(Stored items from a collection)
··········

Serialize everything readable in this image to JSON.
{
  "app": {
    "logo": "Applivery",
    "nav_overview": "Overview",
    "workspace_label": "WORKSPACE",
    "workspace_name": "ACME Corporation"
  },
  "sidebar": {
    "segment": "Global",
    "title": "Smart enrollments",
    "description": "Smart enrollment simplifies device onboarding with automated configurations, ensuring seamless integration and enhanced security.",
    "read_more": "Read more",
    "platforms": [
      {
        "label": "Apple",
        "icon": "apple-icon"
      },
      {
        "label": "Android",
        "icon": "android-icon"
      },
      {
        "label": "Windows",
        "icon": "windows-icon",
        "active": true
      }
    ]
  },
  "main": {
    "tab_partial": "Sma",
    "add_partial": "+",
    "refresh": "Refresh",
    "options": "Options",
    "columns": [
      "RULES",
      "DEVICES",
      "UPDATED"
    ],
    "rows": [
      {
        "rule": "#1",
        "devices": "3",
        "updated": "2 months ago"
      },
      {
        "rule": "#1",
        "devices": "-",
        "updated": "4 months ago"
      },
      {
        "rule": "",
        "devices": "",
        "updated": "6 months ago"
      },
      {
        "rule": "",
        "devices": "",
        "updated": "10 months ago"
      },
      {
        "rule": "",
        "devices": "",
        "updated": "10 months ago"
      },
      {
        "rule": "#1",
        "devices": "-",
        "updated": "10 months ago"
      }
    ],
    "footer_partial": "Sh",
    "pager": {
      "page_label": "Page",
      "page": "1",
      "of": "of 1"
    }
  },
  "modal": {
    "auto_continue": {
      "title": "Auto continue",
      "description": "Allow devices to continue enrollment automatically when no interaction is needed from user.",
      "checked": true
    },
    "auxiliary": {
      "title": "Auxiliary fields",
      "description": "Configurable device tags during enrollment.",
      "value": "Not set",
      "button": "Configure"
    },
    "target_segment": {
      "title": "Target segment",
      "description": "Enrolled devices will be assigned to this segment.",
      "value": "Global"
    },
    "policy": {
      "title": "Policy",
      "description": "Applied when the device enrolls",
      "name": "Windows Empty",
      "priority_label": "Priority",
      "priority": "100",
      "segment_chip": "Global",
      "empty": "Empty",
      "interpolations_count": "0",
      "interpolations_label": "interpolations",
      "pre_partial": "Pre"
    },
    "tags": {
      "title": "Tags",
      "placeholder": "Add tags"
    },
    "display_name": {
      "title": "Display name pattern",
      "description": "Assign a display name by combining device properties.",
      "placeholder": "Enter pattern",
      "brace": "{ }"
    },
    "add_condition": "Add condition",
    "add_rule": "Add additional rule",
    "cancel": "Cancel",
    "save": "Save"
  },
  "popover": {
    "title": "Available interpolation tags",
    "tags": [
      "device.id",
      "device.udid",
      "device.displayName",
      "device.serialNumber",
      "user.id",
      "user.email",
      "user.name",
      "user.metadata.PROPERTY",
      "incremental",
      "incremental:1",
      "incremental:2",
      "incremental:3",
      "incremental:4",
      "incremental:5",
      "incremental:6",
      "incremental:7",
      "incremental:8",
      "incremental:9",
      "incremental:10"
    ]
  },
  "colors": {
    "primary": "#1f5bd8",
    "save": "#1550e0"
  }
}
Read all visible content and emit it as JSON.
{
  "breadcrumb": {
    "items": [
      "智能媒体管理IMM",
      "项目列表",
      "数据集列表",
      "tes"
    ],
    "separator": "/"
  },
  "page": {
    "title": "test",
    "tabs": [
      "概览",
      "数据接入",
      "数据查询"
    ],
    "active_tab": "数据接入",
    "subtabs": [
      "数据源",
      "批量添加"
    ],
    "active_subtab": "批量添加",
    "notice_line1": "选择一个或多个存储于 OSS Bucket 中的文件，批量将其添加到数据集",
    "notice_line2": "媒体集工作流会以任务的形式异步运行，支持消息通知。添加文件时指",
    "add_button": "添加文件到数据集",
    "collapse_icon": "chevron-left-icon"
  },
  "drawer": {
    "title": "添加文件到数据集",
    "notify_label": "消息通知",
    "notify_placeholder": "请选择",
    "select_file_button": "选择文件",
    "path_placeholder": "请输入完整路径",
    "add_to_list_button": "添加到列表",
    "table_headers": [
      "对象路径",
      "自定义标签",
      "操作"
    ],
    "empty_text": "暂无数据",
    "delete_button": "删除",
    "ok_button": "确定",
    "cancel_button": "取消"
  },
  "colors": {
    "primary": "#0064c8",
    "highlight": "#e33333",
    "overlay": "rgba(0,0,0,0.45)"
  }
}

··········

Set problem: Please reproduce each line exactly as written.

Written solution:
Serialize everything readable in this image to JSON.
{
  "app": {
    "logo": "Applivery",
    "nav_overview": "Overview",
    "workspace_label": "WORKSPACE",
    "workspace_name": "ACME Corporation"
  },
  "sidebar": {
    "segment": "Global",
    "title": "Smart enrollments",
    "description": "Smart enrollment simplifies device onboarding with automated configurations, ensuring seamless integration and enhanced security.",
    "read_more": "Read more",
    "platforms": [
      {
        "label": "Apple",
        "icon": "apple-icon"
      },
      {
        "label": "Android",
        "icon": "android-icon"
      },
      {
        "label": "Windows",
        "icon": "windows-icon",
        "active": true
      }
    ]
  },
  "main": {
    "tab_partial": "Sma",
    "add_partial": "+",
    "refresh": "Refresh",
    "options": "Options",
    "columns": [
      "RULES",
      "DEVICES",
      "UPDATED"
    ],
    "rows": [
      {
        "rule": "#1",
        "devices": "3",
        "updated": "2 months ago"
      },
      {
        "rule": "#1",
        "devices": "-",
        "updated": "4 months ago"
      },
      {
        "rule": "",
        "devices": "",
        "updated": "6 months ago"
      },
      {
        "rule": "",
        "devices": "",
        "updated": "10 months ago"
      },
      {
        "rule": "",
        "devices": "",
        "updated": "10 months ago"
      },
      {
        "rule": "#1",
        "devices": "-",
        "updated": "10 months ago"
      }
    ],
    "footer_partial": "Sh",
    "pager": {
      "page_label": "Page",
      "page": "1",
      "of": "of 1"
    }
  },
  "modal": {
    "auto_continue": {
      "title": "Auto continue",
      "description": "Allow devices to continue enrollment automatically when no interaction is needed from user.",
      "checked": true
    },
    "auxiliary": {
      "title": "Auxiliary fields",
      "description": "Configurable device tags during enrollment.",
      "value": "Not set",
      "button": "Configure"
    },
    "target_segment": {
      "title": "Target segment",
      "description": "Enrolled devices will be assigned to this segment.",
      "value": "Global"
    },
    "policy": {
      "title": "Policy",
      "description": "Applied when the device enrolls",
      "name": "Windows Empty",
      "priority_label": "Priority",
      "priority": "100",
      "segment_chip": "Global",
      "empty": "Empty",
      "interpolations_count": "0",
      "interpolations_label": "interpolations",
      "pre_partial": "Pre"
    },
    "tags": {
      "title": "Tags",
      "placeholder": "Add tags"
    },
    "display_name": {
      "title": "Display name pattern",
      "description": "Assign a display name by combining device properties.",
      "placeholder": "Enter pattern",
      "brace": "{ }"
    },
    "add_condition": "Add condition",
    "add_rule": "Add additional rule",
    "cancel": "Cancel",
    "save": "Save"
  },
  "popover": {
    "title": "Available interpolation tags",
    "tags": [
      "device.id",
      "device.udid",
      "device.displayName",
      "device.serialNumber",
      "user.id",
      "user.email",
      "user.name",
      "user.metadata.PROPERTY",
      "incremental",
      "incremental:1",
      "incremental:2",
      "incremental:3",
      "incremental:4",
      "incremental:5",
      "incremental:6",
      "incremental:7",
      "incremental:8",
      "incremental:9",
      "incremental:10"
    ]
  },
  "colors": {
    "primary": "#1f5bd8",
    "save": "#1550e0"
  }
}
Read all visible content and emit it as JSON.
{
  "breadcrumb": {
    "items": [
      "智能媒体管理IMM",
      "项目列表",
      "数据集列表",
      "tes"
    ],
    "separator": "/"
  },
  "page": {
    "title": "test",
    "tabs": [
      "概览",
      "数据接入",
      "数据查询"
    ],
    "active_tab": "数据接入",
    "subtabs": [
      "数据源",
      "批量添加"
    ],
    "active_subtab": "批量添加",
    "notice_line1": "选择一个或多个存储于 OSS Bucket 中的文件，批量将其添加到数据集",
    "notice_line2": "媒体集工作流会以任务的形式异步运行，支持消息通知。添加文件时指",
    "add_button": "添加文件到数据集",
    "collapse_icon": "chevron-left-icon"
  },
  "drawer": {
    "title": "添加文件到数据集",
    "notify_label": "消息通知",
    "notify_placeholder": "请选择",
    "select_file_button": "选择文件",
    "path_placeholder": "请输入完整路径",
    "add_to_list_button": "添加到列表",
    "table_headers": [
      "对象路径",
      "自定义标签",
      "操作"
    ],
    "empty_text": "暂无数据",
    "delete_button": "删除",
    "ok_button": "确定",
    "cancel_button": "取消"
  },
  "colors": {
    "primary": "#0064c8",
    "highlight": "#e33333",
    "overlay": "rgba(0,0,0,0.45)"
  }
}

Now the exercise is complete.